*OBJECTIVE:* Extract every line below that contains the word "likes".

>> BEGIN SUPPLIED INFORMATION

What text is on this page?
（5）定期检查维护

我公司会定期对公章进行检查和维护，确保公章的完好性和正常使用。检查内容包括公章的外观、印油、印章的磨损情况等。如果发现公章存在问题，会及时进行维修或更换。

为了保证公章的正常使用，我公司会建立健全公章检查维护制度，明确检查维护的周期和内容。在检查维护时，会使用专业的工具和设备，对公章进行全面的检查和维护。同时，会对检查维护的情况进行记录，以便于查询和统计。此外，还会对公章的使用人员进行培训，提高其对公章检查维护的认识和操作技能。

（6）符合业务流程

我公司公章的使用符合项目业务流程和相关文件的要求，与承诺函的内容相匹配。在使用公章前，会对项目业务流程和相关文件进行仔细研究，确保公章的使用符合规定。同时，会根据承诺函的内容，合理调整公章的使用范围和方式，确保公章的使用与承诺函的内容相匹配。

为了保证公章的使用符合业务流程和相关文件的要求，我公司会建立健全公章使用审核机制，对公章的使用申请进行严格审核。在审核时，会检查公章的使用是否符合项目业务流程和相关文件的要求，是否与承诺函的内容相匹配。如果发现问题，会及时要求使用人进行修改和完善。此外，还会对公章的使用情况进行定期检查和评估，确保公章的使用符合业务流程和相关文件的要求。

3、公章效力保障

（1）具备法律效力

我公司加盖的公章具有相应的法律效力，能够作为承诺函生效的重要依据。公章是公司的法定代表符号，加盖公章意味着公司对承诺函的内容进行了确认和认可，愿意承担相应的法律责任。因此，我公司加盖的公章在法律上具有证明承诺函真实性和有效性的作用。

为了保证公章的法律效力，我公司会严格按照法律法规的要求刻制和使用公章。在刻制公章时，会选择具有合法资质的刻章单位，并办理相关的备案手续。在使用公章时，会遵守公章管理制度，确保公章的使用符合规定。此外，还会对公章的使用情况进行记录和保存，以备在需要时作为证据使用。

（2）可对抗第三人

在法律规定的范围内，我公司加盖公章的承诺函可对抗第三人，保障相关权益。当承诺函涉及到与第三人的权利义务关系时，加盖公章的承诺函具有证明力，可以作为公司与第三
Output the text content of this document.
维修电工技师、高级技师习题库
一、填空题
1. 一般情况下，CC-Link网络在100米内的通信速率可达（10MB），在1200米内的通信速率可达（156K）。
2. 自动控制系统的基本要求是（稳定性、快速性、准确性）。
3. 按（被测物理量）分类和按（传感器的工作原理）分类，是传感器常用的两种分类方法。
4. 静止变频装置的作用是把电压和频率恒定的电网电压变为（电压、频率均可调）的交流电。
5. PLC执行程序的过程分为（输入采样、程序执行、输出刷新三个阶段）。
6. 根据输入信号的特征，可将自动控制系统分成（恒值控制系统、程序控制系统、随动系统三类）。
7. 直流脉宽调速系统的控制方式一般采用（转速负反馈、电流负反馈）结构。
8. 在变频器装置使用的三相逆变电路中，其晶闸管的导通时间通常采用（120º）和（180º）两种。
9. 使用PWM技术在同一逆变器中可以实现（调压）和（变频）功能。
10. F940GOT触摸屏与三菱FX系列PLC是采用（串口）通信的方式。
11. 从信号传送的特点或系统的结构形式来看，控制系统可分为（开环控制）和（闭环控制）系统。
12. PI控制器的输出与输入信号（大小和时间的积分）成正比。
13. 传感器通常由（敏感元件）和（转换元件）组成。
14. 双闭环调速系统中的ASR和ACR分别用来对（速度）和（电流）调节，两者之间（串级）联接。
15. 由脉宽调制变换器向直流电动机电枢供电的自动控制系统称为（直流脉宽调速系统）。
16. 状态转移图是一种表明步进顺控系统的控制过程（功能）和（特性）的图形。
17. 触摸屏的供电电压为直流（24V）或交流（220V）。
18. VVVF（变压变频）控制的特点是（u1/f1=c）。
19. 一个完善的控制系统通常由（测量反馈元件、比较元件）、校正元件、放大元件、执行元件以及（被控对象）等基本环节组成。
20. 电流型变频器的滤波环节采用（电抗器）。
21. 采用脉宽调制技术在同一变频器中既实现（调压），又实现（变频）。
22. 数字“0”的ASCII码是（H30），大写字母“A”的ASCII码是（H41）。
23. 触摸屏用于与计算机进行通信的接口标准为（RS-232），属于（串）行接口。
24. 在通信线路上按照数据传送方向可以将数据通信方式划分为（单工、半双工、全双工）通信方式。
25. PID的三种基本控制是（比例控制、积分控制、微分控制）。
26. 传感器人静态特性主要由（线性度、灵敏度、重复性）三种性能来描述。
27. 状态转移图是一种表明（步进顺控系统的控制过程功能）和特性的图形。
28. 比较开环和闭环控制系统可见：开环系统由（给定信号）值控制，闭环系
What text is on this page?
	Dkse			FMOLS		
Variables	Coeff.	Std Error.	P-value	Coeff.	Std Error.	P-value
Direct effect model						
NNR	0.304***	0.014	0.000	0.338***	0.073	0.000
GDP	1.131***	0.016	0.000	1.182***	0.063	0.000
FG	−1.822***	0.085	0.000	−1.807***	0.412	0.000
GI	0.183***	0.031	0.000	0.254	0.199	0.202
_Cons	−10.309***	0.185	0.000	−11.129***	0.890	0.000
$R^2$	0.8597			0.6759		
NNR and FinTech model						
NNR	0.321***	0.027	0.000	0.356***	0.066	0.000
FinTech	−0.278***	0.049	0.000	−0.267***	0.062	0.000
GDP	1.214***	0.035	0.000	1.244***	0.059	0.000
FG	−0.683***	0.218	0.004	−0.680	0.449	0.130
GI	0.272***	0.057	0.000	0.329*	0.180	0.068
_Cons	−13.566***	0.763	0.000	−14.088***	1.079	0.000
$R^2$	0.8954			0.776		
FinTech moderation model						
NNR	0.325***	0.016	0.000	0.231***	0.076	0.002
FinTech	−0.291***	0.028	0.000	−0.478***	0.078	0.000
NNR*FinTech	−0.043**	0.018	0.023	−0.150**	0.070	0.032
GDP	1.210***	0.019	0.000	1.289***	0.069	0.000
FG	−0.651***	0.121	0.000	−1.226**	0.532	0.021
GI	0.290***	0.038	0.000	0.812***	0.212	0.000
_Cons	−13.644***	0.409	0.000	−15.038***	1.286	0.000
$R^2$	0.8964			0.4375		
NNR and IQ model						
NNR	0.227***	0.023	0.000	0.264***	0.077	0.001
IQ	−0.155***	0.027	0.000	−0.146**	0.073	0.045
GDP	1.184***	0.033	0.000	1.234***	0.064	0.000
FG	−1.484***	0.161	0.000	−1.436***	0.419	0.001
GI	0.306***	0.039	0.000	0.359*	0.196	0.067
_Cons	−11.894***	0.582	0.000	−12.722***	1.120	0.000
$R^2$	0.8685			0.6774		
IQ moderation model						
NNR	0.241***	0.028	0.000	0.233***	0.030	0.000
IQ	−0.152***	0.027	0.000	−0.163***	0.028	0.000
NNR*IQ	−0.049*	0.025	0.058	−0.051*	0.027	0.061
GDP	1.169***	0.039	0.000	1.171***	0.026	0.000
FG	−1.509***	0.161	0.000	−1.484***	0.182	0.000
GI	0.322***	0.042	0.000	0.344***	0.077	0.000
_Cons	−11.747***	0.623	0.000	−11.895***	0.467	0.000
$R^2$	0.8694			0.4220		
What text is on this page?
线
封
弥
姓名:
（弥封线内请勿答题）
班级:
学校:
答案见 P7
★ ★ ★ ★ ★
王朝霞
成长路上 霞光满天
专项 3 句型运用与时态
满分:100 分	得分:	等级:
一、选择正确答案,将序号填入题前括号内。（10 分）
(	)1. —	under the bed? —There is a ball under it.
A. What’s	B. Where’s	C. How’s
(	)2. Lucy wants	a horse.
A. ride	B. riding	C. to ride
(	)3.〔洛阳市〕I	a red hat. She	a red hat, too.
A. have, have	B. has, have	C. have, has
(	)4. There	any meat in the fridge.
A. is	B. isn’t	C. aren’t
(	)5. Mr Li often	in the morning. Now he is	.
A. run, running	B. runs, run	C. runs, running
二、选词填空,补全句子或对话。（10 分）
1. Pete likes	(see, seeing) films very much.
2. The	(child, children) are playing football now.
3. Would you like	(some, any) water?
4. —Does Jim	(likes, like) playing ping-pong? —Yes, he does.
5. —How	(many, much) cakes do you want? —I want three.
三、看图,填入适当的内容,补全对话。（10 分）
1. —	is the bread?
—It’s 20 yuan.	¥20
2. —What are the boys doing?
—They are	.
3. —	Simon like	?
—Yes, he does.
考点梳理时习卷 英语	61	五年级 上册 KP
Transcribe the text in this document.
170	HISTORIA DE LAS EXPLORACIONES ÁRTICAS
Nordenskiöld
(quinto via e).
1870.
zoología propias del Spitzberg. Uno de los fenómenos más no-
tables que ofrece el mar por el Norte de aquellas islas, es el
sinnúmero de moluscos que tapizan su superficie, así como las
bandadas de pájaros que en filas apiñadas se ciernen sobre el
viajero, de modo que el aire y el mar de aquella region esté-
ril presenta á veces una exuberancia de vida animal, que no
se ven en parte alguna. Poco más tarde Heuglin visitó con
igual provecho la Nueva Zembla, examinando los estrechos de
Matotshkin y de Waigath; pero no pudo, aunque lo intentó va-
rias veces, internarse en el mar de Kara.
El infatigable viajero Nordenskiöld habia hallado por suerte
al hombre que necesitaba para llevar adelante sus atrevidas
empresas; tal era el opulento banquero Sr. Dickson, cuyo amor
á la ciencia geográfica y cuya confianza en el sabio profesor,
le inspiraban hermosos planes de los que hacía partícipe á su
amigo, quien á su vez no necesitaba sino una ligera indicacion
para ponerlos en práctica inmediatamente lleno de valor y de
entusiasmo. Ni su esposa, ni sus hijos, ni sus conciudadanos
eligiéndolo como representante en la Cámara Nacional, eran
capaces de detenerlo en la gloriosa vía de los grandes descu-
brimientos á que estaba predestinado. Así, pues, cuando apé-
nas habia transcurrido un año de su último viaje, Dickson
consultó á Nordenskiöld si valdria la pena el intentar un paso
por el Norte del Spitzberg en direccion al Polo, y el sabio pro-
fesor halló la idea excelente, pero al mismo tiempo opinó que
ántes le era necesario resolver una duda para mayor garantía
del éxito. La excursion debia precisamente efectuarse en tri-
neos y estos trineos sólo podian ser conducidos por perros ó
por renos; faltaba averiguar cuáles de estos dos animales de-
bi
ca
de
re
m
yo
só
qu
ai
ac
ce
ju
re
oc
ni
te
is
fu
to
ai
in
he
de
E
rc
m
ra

>> END SUPPLIED INFORMATION

*WORKED SOLUTION:*
1. Pete likes	(see, seeing) films very much.
4. —Does Jim	(likes, like) playing ping-pong? —Yes, he does.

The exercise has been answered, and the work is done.